**Written request**
Separate out the lines that hold "IPSA".

**Stored rows**
[Begin]

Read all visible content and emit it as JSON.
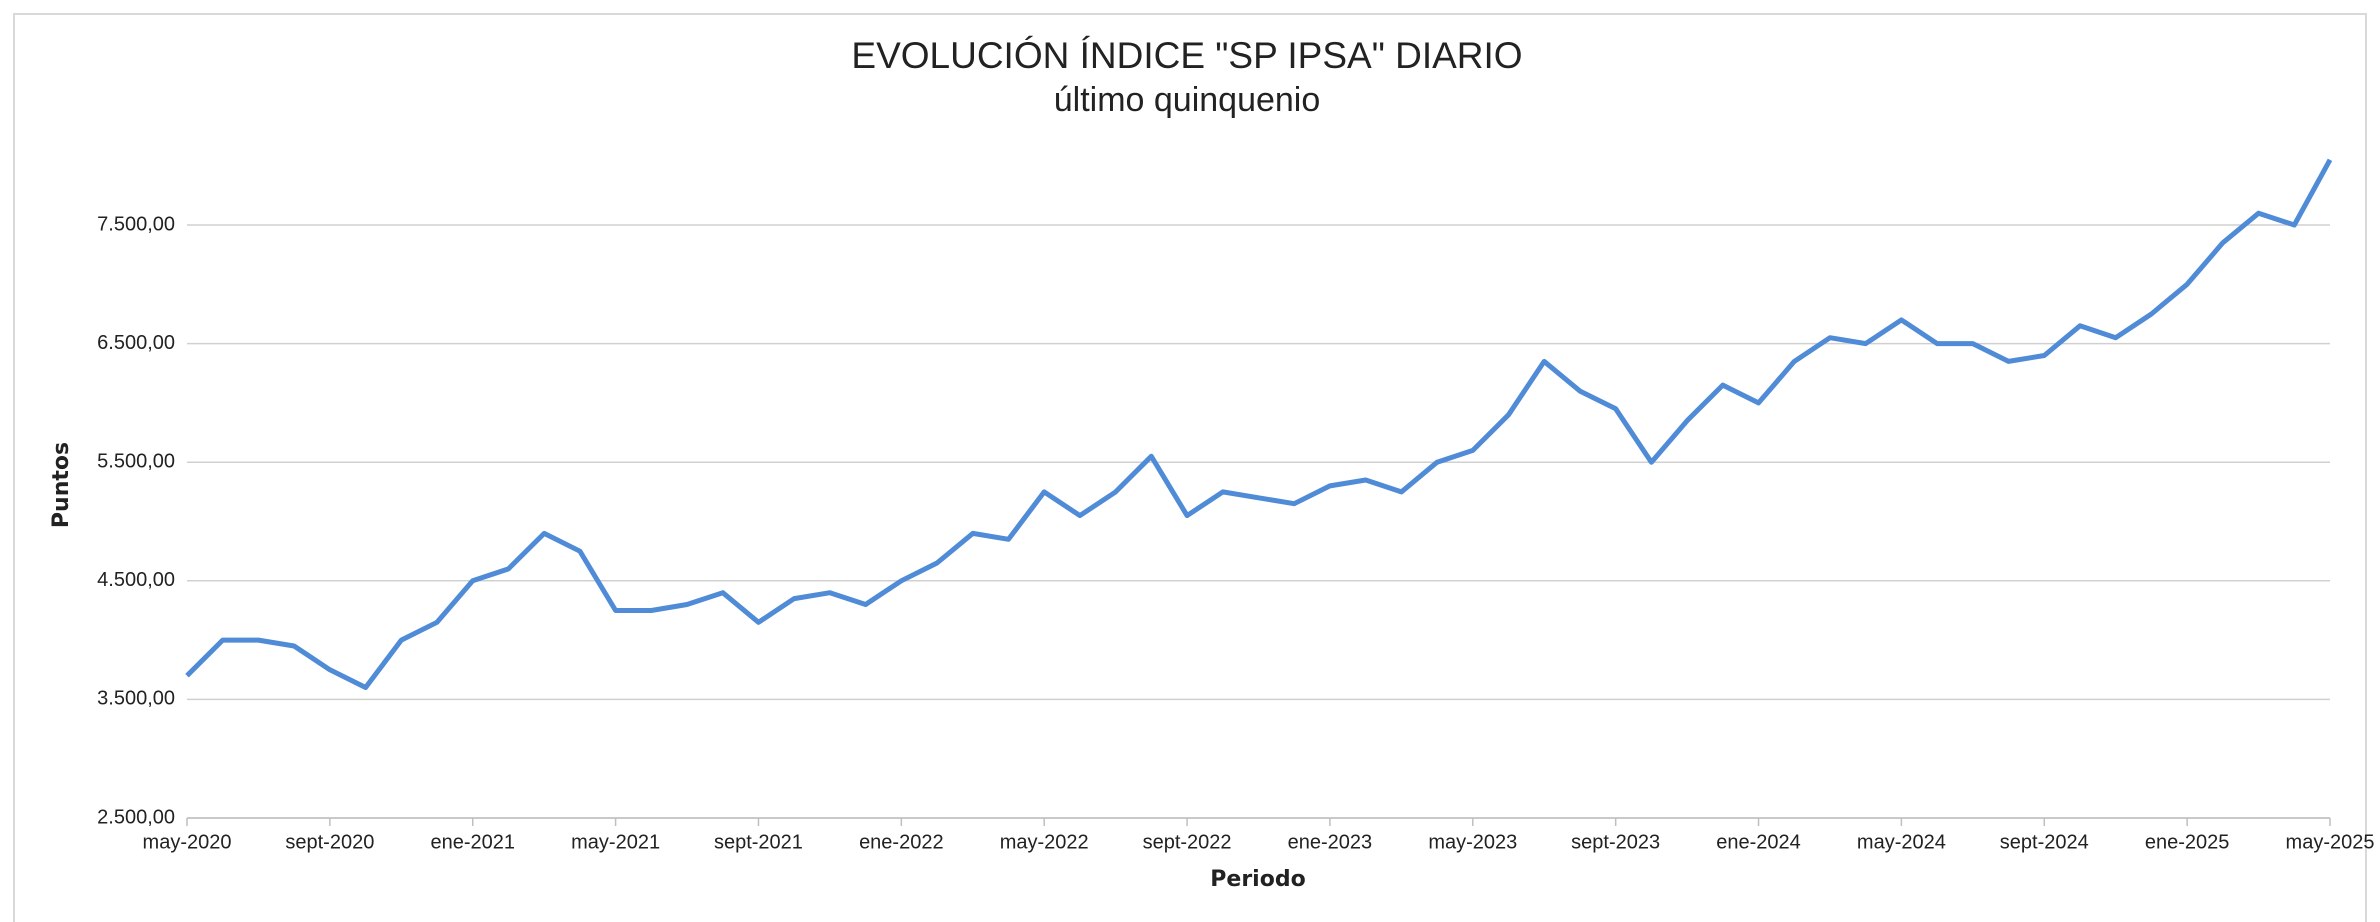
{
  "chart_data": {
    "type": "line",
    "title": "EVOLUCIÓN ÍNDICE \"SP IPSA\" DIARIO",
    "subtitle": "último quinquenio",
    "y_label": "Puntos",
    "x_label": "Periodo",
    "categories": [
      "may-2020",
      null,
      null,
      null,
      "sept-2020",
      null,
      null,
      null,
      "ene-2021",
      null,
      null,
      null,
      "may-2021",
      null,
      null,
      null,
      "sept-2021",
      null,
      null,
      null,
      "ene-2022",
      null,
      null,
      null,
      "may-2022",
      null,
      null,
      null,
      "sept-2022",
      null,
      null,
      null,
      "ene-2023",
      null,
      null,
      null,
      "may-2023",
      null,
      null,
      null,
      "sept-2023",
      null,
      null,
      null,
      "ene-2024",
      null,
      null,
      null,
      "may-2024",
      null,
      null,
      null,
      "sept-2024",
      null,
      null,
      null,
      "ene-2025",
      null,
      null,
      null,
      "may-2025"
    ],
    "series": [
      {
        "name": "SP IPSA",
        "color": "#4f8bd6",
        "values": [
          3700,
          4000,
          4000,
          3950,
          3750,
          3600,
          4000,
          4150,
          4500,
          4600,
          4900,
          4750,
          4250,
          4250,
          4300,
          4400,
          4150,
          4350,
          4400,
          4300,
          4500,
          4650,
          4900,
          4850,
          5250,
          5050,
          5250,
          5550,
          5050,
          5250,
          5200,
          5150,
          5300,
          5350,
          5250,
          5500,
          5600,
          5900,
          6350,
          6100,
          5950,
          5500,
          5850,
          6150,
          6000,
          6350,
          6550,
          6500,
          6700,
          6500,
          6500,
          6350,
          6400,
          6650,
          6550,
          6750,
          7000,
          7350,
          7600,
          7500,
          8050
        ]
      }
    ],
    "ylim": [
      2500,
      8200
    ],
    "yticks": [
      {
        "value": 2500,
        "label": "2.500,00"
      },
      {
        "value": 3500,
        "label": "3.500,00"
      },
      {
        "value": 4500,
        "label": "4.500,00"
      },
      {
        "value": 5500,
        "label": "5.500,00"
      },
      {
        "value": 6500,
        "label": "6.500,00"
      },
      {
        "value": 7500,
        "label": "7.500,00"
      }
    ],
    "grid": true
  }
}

[End]

**Response to this exercise**
    "title": "EVOLUCIÓN ÍNDICE \"SP IPSA\" DIARIO",
        "name": "SP IPSA",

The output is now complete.